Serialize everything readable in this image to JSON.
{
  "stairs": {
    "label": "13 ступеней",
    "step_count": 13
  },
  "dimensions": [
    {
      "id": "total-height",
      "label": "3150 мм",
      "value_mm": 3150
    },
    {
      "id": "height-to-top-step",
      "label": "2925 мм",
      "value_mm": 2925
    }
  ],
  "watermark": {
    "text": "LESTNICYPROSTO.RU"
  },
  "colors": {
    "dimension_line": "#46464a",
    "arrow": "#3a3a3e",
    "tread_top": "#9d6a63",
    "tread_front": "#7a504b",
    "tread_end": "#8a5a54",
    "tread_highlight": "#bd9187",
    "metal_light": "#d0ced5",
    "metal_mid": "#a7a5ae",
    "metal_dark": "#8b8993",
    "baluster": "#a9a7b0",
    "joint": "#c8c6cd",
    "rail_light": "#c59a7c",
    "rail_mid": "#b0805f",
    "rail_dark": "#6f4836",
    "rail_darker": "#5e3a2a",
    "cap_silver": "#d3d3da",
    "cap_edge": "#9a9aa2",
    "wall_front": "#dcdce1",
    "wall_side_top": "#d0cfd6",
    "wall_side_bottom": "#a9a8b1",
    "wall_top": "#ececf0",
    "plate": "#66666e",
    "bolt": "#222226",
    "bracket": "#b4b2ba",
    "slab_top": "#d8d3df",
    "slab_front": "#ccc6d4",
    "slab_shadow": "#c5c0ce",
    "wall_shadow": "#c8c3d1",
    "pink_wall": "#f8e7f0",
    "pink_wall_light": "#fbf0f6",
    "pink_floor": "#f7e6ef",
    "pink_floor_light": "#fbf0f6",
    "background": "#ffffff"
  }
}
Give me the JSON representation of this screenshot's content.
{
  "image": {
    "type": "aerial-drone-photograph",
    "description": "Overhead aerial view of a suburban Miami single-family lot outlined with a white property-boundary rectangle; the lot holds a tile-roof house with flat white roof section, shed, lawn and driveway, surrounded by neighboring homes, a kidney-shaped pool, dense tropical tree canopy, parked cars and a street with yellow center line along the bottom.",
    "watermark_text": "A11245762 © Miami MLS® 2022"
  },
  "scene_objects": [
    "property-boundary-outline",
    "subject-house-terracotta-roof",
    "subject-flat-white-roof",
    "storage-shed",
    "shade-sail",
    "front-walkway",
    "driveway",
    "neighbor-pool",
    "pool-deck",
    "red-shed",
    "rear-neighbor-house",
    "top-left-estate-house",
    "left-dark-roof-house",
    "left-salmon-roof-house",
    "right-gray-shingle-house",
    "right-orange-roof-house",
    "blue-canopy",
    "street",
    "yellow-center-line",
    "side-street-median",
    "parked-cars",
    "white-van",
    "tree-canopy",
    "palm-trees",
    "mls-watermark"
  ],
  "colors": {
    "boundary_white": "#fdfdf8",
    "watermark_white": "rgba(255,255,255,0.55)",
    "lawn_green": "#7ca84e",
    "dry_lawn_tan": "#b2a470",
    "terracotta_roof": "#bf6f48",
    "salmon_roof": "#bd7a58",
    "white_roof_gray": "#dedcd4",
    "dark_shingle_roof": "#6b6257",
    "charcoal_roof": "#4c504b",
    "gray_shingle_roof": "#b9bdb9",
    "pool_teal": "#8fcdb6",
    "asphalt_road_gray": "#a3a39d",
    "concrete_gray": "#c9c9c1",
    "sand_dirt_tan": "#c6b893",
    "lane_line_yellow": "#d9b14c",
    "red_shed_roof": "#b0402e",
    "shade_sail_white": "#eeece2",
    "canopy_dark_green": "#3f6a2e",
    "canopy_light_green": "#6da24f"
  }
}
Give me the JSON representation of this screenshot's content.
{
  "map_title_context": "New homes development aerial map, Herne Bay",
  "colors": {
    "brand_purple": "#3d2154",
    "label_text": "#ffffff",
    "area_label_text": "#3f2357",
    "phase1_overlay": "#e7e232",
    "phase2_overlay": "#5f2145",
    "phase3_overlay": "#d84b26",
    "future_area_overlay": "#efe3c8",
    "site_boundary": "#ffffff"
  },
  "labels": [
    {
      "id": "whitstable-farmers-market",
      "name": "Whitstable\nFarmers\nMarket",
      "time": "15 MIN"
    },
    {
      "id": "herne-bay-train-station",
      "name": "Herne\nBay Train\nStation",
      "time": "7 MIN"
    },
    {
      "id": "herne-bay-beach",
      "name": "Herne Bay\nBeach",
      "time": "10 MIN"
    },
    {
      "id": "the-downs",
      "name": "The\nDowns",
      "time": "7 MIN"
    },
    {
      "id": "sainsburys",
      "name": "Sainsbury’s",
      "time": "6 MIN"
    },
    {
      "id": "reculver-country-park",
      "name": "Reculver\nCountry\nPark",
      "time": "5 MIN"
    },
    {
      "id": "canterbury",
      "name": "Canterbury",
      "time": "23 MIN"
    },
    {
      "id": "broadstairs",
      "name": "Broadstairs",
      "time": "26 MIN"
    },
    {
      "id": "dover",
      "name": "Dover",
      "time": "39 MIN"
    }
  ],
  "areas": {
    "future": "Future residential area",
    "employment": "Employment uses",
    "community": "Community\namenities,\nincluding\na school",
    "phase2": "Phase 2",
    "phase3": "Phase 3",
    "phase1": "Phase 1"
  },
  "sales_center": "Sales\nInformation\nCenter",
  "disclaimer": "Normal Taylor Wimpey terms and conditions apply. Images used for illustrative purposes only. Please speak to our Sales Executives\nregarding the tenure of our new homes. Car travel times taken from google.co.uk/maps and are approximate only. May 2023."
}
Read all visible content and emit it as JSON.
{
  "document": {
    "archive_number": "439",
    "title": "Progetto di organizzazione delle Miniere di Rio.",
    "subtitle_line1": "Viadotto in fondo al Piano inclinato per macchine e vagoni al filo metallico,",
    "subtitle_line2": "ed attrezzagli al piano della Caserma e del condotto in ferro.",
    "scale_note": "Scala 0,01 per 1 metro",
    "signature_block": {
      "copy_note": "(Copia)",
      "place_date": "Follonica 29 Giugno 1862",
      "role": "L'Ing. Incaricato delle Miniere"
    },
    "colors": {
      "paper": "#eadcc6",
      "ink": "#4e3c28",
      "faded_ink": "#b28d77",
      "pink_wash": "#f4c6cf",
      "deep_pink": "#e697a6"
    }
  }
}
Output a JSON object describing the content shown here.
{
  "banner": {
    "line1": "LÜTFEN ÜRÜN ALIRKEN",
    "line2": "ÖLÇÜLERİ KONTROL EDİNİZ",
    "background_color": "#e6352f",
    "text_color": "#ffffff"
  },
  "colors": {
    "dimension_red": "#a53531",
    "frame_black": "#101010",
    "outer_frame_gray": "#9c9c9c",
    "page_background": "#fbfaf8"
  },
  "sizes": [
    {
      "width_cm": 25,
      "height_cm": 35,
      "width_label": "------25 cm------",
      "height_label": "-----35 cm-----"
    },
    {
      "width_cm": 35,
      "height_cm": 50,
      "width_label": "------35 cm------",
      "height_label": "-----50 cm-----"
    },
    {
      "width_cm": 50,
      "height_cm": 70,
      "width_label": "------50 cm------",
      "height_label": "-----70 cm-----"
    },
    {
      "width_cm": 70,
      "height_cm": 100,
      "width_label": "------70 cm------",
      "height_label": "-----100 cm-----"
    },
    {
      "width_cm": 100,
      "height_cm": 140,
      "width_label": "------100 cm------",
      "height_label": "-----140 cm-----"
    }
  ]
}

**What the exercise asks:** Where a line in the material above holds "content", copy that line.

**Task response:**
Give me the JSON representation of this screenshot's content.
Give me the JSON representation of this screenshot's content.
Read all visible content and emit it as JSON.
Output a JSON object describing the content shown here.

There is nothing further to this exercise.